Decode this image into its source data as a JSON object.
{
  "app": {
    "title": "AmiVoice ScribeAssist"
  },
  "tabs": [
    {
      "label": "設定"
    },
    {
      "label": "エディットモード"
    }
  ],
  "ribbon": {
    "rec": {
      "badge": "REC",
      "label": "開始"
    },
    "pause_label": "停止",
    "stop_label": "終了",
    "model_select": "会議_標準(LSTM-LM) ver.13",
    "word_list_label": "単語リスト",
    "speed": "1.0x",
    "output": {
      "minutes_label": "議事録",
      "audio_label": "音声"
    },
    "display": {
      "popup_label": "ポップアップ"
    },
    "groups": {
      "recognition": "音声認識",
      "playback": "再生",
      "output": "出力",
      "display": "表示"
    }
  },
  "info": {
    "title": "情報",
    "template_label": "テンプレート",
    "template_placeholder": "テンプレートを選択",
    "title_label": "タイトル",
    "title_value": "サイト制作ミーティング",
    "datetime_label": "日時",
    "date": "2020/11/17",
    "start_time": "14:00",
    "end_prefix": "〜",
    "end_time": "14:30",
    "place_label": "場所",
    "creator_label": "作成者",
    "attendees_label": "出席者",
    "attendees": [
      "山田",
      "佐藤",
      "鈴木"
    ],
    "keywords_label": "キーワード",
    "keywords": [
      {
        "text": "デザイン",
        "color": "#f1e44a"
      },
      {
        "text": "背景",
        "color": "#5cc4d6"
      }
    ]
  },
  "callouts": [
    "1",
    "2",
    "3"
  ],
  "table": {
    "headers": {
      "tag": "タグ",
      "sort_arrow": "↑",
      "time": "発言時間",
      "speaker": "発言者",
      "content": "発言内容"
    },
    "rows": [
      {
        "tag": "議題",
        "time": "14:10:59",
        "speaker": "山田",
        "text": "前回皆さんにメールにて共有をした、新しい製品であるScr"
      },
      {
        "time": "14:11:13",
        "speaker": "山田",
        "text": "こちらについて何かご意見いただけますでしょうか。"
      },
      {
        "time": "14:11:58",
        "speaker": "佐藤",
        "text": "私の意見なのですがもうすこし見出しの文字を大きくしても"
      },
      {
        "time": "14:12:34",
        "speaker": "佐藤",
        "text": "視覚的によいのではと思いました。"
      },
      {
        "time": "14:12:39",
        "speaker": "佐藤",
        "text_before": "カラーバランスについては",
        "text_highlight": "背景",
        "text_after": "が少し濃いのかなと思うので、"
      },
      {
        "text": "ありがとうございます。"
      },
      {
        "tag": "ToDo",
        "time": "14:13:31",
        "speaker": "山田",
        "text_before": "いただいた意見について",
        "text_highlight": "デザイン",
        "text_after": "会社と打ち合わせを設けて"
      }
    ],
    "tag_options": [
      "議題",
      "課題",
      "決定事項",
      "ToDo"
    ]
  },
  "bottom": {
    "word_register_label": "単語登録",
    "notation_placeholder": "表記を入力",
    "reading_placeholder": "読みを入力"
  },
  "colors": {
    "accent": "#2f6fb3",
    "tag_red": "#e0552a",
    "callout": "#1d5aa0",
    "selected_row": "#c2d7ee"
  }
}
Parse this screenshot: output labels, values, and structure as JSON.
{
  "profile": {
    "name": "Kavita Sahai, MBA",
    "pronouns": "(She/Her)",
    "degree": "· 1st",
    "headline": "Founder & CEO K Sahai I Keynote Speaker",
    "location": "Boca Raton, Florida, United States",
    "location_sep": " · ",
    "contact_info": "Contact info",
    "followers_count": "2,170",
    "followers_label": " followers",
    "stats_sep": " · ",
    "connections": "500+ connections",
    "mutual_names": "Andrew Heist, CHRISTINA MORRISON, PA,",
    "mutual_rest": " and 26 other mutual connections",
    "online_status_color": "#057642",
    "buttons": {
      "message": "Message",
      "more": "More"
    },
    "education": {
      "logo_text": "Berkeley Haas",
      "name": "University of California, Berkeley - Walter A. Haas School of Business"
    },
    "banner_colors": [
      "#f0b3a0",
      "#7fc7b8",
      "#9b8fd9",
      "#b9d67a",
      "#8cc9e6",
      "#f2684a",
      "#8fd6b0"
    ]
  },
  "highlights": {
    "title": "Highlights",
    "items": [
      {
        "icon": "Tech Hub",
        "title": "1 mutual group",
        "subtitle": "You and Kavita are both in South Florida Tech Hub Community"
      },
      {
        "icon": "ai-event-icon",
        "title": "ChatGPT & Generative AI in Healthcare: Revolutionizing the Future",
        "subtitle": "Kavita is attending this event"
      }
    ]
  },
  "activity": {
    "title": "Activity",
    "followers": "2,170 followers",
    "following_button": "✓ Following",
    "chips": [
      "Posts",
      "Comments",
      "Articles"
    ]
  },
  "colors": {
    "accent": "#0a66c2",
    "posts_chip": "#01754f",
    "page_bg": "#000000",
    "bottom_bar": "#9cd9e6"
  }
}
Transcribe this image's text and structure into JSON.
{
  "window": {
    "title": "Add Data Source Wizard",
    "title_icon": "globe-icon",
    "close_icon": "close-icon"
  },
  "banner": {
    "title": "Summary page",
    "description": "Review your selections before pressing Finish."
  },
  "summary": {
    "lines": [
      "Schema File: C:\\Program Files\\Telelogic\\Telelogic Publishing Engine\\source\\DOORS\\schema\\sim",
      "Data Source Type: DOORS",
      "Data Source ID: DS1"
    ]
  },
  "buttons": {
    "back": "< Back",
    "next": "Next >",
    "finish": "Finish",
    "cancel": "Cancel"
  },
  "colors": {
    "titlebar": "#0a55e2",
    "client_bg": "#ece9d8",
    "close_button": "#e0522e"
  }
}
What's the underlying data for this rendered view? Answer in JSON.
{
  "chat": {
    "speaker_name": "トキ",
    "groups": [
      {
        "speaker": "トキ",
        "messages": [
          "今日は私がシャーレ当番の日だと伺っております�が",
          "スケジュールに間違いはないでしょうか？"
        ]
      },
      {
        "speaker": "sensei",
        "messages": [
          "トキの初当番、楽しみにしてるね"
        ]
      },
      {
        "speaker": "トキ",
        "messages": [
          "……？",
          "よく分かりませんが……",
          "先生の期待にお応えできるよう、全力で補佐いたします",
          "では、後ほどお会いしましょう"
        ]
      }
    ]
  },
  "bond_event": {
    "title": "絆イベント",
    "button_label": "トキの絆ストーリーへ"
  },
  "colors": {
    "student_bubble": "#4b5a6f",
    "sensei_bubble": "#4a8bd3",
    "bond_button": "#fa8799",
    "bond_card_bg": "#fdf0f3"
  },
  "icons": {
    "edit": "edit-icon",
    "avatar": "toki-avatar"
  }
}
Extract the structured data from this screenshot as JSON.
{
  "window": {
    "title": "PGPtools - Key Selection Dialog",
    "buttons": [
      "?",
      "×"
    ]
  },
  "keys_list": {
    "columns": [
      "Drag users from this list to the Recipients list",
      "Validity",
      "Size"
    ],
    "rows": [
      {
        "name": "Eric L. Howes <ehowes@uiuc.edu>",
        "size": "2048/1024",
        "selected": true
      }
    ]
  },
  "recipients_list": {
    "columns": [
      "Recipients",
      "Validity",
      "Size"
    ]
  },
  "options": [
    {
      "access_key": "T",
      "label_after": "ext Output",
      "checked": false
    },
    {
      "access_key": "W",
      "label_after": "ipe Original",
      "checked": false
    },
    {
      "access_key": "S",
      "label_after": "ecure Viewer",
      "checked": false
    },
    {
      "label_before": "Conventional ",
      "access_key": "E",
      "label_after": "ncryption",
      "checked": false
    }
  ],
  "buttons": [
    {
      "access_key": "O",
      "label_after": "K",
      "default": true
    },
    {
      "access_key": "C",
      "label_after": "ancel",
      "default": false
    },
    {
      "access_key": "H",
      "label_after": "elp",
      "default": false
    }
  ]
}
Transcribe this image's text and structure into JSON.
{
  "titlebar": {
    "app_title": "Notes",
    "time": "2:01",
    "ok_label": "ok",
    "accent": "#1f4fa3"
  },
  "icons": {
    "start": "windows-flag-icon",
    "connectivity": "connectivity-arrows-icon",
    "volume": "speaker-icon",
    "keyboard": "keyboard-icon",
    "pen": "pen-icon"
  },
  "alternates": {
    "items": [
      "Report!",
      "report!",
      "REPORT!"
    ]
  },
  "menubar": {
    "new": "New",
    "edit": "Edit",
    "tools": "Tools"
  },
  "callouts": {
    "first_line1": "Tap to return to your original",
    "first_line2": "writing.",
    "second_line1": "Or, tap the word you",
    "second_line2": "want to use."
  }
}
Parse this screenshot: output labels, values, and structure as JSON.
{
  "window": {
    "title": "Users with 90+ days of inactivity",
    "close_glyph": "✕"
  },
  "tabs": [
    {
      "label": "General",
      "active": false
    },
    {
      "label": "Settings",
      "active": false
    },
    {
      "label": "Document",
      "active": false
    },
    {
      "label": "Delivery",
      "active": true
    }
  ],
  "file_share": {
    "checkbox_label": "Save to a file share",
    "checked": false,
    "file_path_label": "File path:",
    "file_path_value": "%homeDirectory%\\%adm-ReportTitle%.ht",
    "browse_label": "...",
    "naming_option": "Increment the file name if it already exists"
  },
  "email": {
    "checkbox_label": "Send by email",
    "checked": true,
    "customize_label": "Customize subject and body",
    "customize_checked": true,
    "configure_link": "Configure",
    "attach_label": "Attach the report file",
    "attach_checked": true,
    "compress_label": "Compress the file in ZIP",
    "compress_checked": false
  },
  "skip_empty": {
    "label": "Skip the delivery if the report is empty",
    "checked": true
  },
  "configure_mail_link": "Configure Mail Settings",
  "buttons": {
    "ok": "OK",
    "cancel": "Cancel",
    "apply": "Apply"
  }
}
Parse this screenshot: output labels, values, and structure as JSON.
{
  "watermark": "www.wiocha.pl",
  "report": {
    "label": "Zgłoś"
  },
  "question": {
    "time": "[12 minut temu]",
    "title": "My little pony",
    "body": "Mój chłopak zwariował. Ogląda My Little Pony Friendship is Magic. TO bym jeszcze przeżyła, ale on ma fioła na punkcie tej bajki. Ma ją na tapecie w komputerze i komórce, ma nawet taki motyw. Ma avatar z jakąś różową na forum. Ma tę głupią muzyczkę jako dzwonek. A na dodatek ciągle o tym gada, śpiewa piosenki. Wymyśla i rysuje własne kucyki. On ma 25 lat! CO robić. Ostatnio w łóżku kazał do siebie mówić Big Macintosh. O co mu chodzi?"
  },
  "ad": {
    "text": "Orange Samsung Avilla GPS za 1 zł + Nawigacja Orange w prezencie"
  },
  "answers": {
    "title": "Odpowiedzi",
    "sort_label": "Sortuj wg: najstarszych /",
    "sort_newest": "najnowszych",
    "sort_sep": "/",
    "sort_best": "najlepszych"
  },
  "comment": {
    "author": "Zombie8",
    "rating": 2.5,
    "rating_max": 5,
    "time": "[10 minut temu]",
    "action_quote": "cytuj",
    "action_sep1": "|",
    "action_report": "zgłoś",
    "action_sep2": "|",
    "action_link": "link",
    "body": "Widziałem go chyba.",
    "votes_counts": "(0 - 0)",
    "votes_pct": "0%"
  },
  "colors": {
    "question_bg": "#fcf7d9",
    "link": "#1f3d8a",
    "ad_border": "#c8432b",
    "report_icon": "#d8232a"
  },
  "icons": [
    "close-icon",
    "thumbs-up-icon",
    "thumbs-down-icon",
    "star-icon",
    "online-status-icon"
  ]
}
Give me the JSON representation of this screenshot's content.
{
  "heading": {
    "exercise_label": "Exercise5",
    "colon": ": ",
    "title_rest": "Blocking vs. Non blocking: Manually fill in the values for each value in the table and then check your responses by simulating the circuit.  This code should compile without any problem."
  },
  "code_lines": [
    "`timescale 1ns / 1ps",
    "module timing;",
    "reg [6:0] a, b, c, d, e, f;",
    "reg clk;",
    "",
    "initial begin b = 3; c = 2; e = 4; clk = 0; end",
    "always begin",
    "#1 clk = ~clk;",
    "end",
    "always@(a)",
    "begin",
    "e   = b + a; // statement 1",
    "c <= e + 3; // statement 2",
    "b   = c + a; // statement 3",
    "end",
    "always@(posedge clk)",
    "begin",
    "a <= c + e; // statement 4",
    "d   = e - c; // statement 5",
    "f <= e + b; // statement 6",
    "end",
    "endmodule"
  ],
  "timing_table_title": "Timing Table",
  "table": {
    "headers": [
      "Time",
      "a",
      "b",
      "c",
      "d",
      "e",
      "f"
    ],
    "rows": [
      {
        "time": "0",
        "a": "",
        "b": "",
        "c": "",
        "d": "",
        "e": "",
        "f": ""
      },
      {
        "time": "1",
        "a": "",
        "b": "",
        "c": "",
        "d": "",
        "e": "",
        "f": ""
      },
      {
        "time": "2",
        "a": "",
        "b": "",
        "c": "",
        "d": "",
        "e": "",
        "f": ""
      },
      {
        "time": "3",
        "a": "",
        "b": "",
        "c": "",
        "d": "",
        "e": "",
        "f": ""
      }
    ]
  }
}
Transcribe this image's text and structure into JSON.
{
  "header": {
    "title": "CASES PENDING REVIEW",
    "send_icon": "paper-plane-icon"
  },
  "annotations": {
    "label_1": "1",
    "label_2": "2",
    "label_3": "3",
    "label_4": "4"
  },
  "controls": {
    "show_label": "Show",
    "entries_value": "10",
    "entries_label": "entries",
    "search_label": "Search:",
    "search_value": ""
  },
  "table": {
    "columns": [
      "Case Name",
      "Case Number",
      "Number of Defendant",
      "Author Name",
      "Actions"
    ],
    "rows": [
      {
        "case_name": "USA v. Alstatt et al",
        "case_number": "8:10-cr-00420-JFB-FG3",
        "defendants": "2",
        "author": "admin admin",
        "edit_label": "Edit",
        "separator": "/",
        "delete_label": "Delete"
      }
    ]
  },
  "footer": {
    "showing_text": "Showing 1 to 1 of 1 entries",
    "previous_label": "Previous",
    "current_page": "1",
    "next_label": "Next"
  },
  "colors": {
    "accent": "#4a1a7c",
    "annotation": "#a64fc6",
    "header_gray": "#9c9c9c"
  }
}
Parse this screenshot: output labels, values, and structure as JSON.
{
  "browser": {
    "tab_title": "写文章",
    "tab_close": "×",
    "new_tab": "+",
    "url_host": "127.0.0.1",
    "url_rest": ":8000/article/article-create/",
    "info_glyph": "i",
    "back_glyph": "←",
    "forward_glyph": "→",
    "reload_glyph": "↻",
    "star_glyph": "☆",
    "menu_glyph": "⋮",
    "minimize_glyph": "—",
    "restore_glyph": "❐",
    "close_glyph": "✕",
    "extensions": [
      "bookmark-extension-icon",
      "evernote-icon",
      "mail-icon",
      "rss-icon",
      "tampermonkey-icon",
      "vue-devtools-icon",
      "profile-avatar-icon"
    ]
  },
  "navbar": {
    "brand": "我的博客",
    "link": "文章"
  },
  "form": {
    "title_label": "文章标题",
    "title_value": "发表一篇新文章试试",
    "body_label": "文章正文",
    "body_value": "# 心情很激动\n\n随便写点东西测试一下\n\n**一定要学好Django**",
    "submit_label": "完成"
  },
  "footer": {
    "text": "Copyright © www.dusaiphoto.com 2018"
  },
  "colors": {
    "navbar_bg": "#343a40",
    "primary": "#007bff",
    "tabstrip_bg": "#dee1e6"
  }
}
============================================================
§ Aim
Give only the count of lines in the data that include the string "temu".

§ Answer for this exercise
2